(TASK ITEM):
Which of the lines in the records below hold the string "recommended"? Copy every one of them.

Stored entries

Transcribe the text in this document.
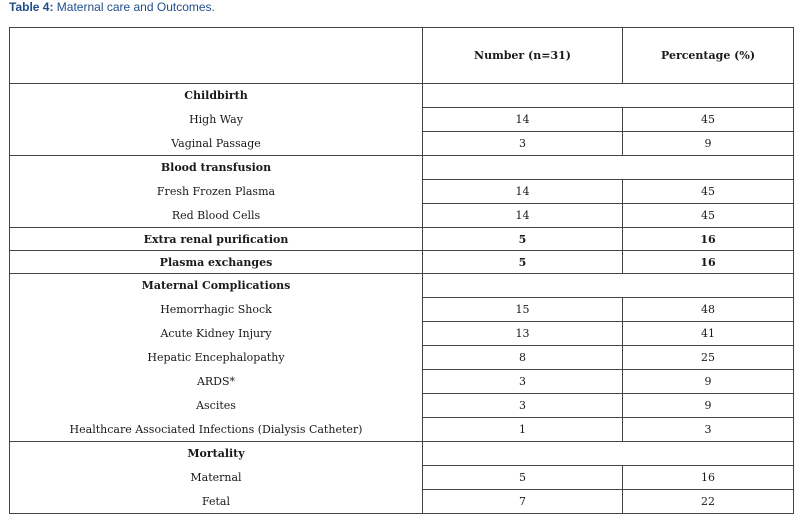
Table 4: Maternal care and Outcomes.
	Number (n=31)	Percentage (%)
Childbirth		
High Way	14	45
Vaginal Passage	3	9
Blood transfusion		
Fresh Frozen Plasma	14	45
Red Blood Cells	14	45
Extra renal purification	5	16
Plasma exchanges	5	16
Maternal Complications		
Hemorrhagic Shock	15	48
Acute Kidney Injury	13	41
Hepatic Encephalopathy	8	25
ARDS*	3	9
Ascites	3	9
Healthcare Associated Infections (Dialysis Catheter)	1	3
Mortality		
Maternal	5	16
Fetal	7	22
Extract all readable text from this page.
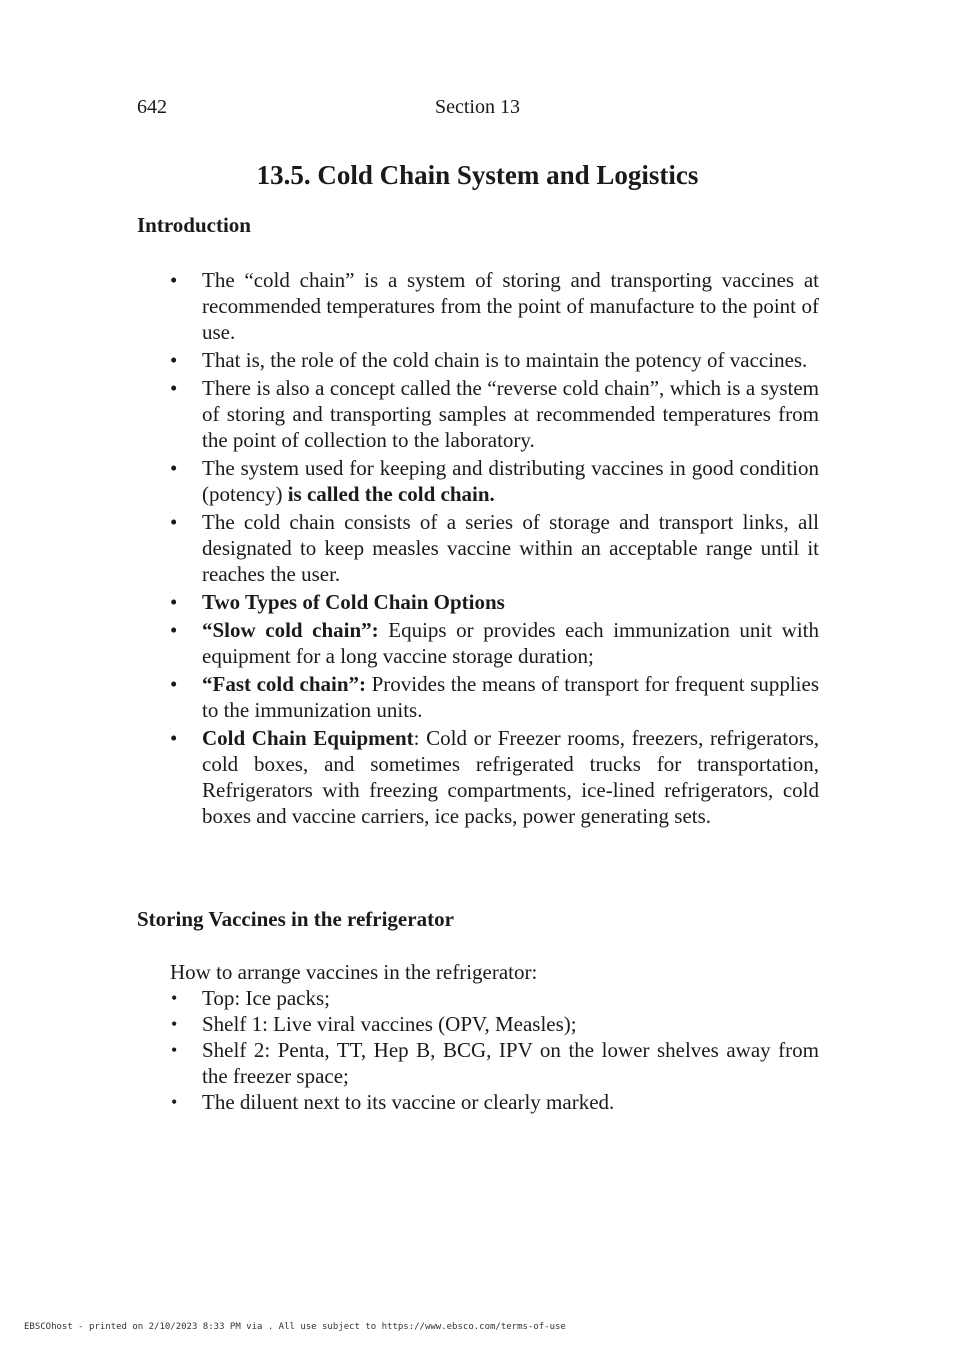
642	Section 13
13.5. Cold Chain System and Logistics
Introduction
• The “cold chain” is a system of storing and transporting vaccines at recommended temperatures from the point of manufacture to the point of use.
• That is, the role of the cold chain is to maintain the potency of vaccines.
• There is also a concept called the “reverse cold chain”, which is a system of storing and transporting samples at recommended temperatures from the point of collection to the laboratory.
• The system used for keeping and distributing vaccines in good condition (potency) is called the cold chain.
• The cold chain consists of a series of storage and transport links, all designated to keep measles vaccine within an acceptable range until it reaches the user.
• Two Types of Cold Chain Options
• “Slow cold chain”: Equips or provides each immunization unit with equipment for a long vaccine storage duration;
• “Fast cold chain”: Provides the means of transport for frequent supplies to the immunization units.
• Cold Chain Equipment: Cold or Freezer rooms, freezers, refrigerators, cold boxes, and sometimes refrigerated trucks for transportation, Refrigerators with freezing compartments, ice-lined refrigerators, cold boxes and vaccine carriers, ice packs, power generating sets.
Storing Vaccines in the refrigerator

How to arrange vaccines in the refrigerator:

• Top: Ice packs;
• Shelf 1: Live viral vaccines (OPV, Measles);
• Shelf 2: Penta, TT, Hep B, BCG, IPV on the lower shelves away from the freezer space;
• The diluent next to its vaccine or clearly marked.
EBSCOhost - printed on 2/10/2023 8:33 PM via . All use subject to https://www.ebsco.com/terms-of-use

(OUTPUT FOR THIS TASK):
• The “cold chain” is a system of storing and transporting vaccines at recommended temperatures from the point of manufacture to the point of use.
• There is also a concept called the “reverse cold chain”, which is a system of storing and transporting samples at recommended temperatures from the point of collection to the laboratory.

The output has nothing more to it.